━━━ Provided passage
Arf6 promotes cortical tethering of Cdr2 nodes
How does Arf6 promote Cdr2 node function? We imaged Cdr2-mEGFP in arf6Δ cells and observed several node defects. First, arf6Δ cells had cytoplasmic Cdr2 clusters that were absent in wild-type cells (Figs. 3 A and S2 J), indicating defects in cortical anchoring. Second, Cdr2 was present at cell tips in addition to nodes in arf6Δ cells (Fig. S2, K and L). Third, Cdr2 node intensity was reduced in arf6Δ cells (Fig. S2 M). The brightest nodes, which are lacking in arf6Δ cells, are likely diffraction-limited clusters of smaller/unitary nodes (Akamatsu et al., 2017). Fourth, time-lapse imaging revealed reduced stability of Cdr2 signal at some but not all nodes in arf6Δ cells (Figs. 3 B and S3 A). In addition, FRAP experiments showed increased Cdr2 dynamics at nodes of arf6Δ cells consistent with loss of anchoring (Figs. 3 C and S3 B), but slower Cdr2 dynamics at nodes in the GTP-locked mutant arf6(Q75L) consistent with hyperstable anchoring (Fig. S3 C). These defects indicate that Arf6 anchors Cdr2 stably at nodes, meaning that Arf6 and Cdr2 reciprocally promote each other’s node localization.
Node defects in arf6Δ correlate with loss of Wee1 phosphorylation and altered cell size. To explain this connection, we examined the localization of Wee1 and Cdr1 at cortical nodes in arf6Δ mutants. Wee1 localized to nodes in arf6Δ, but Cdr1 did not (Fig. 3, D and E; and Fig. S3 D). Loss of Cdr1 from Cdr2 nodes was most obvious in line traces along the cortex of arf6Δ cdr1-3xGFP cdr2-RFP cells (Fig. S3, E and F). Because the 3xGFP tag on Cdr1 reduces cell size, we also tested Cdr1 localization in arf6Δ cells elongated with the cdc25-dD mutation and observed similar defects (Fig. 3 E). We conclude that loss of node integrity in arf6Δ prevents recruitment of Cdr1, leading to loss of Wee1 inhibitory phosphorylation and to cell size defects.
━━━━━━
━━━ Supplied records
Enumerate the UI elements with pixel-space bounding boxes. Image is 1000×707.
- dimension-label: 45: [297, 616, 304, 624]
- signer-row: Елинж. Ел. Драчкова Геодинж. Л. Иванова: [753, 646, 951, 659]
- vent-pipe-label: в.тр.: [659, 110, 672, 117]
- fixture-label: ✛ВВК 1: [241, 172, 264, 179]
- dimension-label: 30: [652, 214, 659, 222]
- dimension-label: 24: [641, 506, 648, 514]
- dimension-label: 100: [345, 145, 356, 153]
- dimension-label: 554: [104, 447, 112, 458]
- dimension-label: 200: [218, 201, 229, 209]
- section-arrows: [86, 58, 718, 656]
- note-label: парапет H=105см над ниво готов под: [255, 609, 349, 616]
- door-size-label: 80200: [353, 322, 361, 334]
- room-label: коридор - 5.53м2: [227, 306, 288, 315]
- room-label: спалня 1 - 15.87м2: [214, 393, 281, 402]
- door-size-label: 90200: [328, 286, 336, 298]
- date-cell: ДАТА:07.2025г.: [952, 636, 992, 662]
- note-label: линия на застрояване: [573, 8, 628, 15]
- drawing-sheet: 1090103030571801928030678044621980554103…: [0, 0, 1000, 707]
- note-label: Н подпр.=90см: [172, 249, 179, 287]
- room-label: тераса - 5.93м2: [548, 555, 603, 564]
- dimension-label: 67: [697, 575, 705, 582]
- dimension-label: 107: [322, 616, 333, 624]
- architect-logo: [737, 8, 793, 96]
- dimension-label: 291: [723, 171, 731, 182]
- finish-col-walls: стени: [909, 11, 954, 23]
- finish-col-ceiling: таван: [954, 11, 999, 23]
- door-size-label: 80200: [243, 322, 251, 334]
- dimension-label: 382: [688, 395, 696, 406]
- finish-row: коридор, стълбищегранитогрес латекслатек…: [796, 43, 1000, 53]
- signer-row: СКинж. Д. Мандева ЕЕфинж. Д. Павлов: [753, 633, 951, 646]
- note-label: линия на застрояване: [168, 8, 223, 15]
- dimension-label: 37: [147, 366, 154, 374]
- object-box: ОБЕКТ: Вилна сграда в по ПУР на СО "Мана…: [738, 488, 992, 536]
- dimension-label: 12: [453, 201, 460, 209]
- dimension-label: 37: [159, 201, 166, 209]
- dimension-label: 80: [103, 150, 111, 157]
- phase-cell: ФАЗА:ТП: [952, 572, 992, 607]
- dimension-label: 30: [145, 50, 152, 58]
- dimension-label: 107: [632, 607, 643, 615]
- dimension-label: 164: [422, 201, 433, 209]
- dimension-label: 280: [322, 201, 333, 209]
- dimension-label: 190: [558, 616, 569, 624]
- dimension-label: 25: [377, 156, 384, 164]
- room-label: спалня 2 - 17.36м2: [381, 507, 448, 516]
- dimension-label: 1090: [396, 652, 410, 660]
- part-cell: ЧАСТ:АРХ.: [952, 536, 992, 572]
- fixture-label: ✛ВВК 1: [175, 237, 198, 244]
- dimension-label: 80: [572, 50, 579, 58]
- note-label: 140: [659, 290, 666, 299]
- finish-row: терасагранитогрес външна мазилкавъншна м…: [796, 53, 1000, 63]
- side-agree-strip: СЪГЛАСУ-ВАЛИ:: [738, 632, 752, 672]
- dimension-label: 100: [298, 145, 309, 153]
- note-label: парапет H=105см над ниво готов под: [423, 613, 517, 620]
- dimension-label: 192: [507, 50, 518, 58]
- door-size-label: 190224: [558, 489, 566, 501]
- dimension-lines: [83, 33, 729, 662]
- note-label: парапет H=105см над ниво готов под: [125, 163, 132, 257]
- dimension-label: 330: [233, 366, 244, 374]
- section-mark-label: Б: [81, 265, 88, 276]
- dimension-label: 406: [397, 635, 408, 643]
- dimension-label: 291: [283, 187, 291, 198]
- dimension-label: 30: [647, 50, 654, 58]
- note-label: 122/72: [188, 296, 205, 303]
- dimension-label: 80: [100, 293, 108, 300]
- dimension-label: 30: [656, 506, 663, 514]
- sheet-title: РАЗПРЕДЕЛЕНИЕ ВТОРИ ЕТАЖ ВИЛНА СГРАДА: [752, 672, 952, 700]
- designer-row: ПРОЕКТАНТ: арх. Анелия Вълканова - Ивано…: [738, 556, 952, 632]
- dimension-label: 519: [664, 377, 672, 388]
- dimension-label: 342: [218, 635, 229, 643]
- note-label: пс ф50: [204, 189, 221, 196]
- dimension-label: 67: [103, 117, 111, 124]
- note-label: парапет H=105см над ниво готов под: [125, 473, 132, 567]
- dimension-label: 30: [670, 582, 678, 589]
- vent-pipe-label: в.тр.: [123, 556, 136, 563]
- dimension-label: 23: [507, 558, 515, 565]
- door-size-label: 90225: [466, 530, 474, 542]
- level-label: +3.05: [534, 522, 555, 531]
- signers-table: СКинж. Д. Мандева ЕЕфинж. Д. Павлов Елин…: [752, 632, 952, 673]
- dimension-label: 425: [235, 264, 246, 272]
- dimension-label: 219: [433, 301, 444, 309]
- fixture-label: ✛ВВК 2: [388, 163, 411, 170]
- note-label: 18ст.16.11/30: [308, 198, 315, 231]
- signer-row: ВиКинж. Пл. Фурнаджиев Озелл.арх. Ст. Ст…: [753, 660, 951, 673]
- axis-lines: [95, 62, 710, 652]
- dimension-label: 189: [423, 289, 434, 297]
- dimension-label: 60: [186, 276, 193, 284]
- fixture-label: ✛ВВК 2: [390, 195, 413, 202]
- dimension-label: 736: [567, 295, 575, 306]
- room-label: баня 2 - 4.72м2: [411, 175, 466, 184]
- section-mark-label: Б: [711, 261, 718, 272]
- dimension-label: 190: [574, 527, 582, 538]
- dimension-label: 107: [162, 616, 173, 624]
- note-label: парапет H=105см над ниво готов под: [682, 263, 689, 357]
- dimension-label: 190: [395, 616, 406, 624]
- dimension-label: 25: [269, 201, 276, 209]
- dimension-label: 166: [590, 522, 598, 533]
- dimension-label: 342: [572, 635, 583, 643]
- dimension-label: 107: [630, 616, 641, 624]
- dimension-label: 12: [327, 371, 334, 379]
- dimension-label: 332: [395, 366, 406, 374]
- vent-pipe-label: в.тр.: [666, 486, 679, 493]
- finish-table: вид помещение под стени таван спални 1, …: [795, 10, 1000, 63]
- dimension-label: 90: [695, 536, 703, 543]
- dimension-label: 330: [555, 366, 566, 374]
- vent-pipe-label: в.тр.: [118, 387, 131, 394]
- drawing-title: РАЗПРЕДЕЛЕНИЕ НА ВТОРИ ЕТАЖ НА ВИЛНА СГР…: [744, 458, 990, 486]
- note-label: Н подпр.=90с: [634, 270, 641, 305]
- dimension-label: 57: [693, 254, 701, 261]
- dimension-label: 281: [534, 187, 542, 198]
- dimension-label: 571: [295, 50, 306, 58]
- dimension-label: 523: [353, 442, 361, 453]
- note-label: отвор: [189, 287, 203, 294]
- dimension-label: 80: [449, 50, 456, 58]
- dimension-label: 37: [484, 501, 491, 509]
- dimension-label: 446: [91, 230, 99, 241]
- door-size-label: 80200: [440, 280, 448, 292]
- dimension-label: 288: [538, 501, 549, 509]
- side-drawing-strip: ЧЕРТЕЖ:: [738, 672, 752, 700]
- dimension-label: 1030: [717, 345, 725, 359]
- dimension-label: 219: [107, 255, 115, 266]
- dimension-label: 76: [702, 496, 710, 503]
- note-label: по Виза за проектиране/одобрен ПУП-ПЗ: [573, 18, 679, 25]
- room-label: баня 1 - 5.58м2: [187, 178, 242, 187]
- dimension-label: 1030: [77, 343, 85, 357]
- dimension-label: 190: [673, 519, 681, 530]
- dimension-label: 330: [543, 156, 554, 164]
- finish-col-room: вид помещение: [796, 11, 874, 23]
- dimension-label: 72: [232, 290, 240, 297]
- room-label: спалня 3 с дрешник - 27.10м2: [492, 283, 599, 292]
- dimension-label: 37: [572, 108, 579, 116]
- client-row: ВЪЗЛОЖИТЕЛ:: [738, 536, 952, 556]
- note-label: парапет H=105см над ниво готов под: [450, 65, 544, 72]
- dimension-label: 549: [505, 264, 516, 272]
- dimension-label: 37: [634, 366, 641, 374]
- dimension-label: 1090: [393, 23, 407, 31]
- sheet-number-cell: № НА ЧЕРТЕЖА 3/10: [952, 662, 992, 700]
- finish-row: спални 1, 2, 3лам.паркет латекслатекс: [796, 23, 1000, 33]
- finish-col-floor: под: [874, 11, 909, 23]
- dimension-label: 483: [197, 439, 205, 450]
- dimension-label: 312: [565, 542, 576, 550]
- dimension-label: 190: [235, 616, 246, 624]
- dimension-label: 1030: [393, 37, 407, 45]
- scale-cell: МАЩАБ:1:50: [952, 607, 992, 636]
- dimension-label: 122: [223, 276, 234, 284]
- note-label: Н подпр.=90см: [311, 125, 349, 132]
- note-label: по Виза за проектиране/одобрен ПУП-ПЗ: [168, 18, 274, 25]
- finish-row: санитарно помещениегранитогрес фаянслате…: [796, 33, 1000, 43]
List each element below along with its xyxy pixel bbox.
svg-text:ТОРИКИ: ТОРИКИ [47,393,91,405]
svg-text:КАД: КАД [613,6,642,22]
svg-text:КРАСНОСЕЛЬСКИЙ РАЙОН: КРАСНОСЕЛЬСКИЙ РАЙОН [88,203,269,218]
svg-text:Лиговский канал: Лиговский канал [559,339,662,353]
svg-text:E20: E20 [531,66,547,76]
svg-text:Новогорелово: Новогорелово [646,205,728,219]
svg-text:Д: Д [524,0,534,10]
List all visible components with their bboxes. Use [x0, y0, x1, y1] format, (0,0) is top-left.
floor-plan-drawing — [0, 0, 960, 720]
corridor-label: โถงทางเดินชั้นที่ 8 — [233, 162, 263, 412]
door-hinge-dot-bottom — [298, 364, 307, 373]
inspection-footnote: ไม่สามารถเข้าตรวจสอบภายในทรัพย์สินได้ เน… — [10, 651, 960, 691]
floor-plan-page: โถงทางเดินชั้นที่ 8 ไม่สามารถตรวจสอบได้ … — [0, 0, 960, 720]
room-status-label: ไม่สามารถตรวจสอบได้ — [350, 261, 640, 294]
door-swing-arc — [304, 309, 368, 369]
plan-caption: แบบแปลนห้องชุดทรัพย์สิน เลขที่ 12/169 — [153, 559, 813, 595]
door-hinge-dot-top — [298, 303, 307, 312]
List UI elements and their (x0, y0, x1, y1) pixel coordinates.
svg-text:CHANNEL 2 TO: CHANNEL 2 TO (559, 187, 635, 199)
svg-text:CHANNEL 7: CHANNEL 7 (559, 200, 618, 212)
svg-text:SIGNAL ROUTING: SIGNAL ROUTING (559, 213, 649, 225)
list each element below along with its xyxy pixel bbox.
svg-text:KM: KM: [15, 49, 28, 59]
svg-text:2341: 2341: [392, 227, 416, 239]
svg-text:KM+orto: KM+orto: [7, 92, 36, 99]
━━━━━━
◆ Tasks to complete
1 - In the passage on Arf6 and Cdr2 nodes, which protein localized to nodes in arf6Δ cells and which one did not?
2 - Continue the passage on Arf6 and Cdr2 nodes from its last sentence.

◆ Answers
1 - Wee1 localized to nodes in arf6Δ cells, but Cdr1 did not.

2 -
We next tested how Arf6 connects with three other mechanisms that contribute to Cdr2 node anchoring. First, Cdr2 has a membrane-binding KA1 domain required for cortical localization. Mutation of an RKRKR motif in the KA1 domain reduced Cdr2 node localization (Rincon et al., 2014), and this defect was enhanced by arf6Δ (Fig. S3 G). Second, the node protein Mid1 interacts with Cdr2 to promote clustering into nodes (Rincon et al., 2014). We combined arf6Δ with the mid1(400–450Δ) mutant that cannot bind Cdr2. In the resulting cells, Cdr2 was absent from the cell cortex and formed large cytoplasmic puncta (Figs. 4 A and S2 J). Thus, Arf6 and Mid1 are partially overlapping anchors for Cdr2 nodes. We note that the Cdr2 KA1 domain was still present in these cells but was not sufficient for cortical localization. Third, we combined arf6Δ with mild overexpression of Pom1, which phosphorylates Cdr2 to reduce its membrane binding, catalytic activity, and clustering (Deng et al., 2014; Bhatia et al., 2014; Rincon et al., 2014). P3nmt1-pom1 alone causes mild defects in Cdr2 localization (Moseley et al., 2009), but arf6Δ P3nmt1-pom1 largely eliminated Cdr2 from the cortex and caused localization to cytoplasmic puncta (Figs. 4 B and S2 J). We conclude that Arf6 contributes to Cdr2 cortical anchoring together with parallel mechanisms, most notably Mid1 and Pom1.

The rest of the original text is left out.